───── Input data

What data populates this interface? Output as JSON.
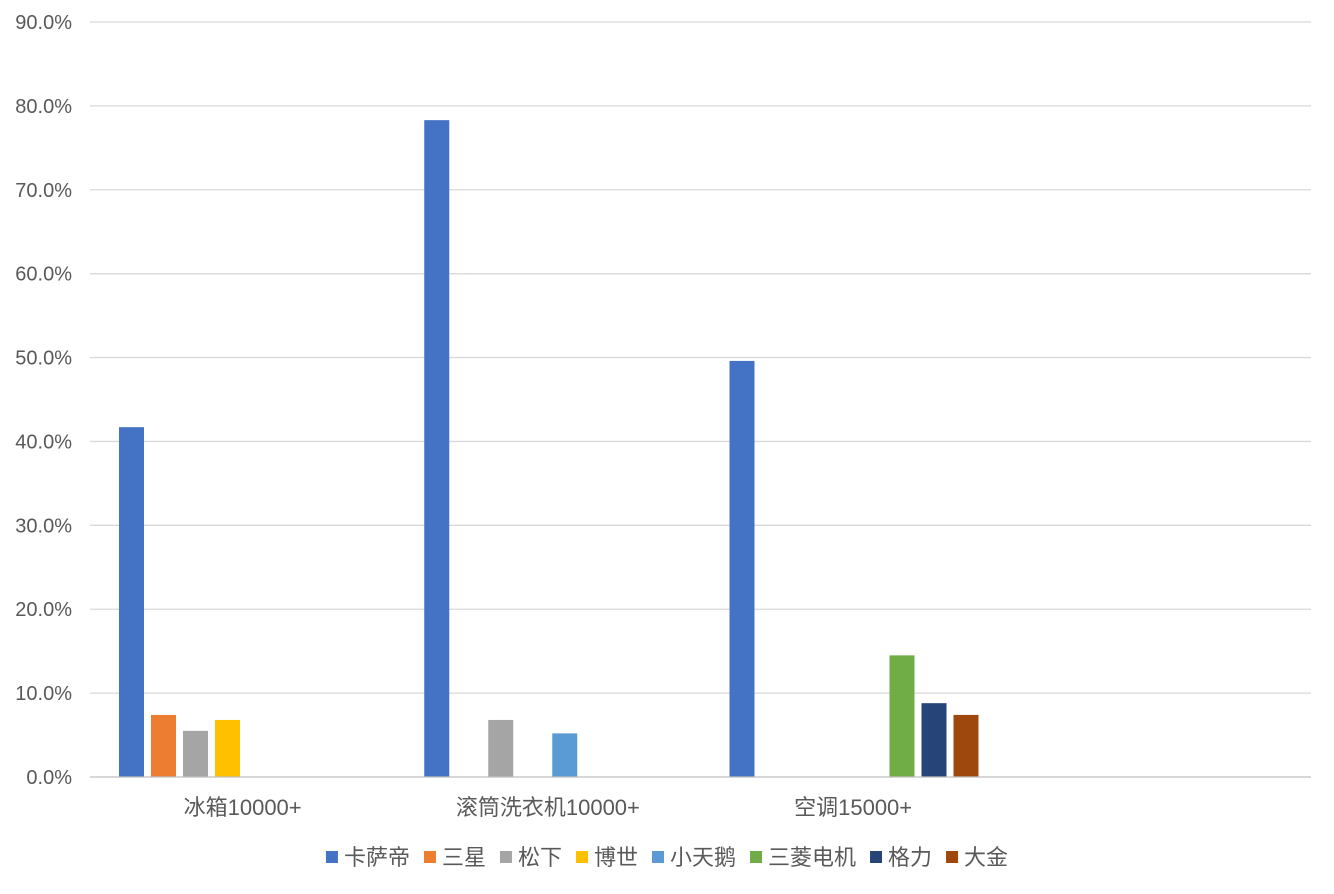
{
  "chart_data": {
    "type": "bar",
    "title": "",
    "xlabel": "",
    "ylabel": "",
    "ylim": [
      0,
      90
    ],
    "y_tick_values": [
      0,
      10,
      20,
      30,
      40,
      50,
      60,
      70,
      80,
      90
    ],
    "y_tick_labels": [
      "0.0%",
      "10.0%",
      "20.0%",
      "30.0%",
      "40.0%",
      "50.0%",
      "60.0%",
      "70.0%",
      "80.0%",
      "90.0%"
    ],
    "grid": true,
    "legend_position": "bottom",
    "categories": [
      "冰箱10000+",
      "滚筒洗衣机10000+",
      "空调15000+",
      ""
    ],
    "series": [
      {
        "name": "卡萨帝",
        "color": "#4472C4",
        "values": [
          41.7,
          78.3,
          49.6,
          null
        ]
      },
      {
        "name": "三星",
        "color": "#ED7D31",
        "values": [
          7.4,
          null,
          null,
          null
        ]
      },
      {
        "name": "松下",
        "color": "#A5A5A5",
        "values": [
          5.5,
          6.8,
          null,
          null
        ]
      },
      {
        "name": "博世",
        "color": "#FFC000",
        "values": [
          6.8,
          null,
          null,
          null
        ]
      },
      {
        "name": "小天鹅",
        "color": "#5B9BD5",
        "values": [
          null,
          5.2,
          null,
          null
        ]
      },
      {
        "name": "三菱电机",
        "color": "#70AD47",
        "values": [
          null,
          null,
          14.5,
          null
        ]
      },
      {
        "name": "格力",
        "color": "#264478",
        "values": [
          null,
          null,
          8.8,
          null
        ]
      },
      {
        "name": "大金",
        "color": "#9E480E",
        "values": [
          null,
          null,
          7.4,
          null
        ]
      }
    ]
  }
}
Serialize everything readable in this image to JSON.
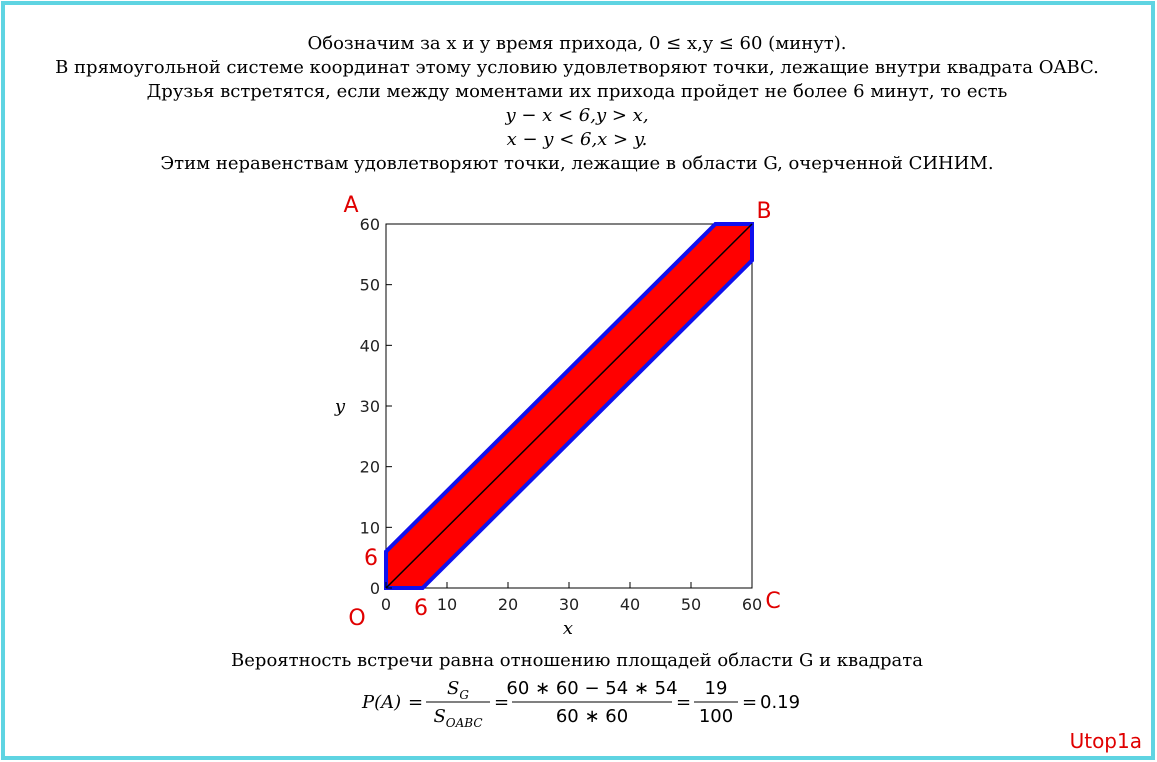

──────────

_What the task asks_
Go through the material and select each line with the string "this" in it.

_Reply_
What data populates this interface? Output as JSON.
Serialize everything readable in this image to JSON.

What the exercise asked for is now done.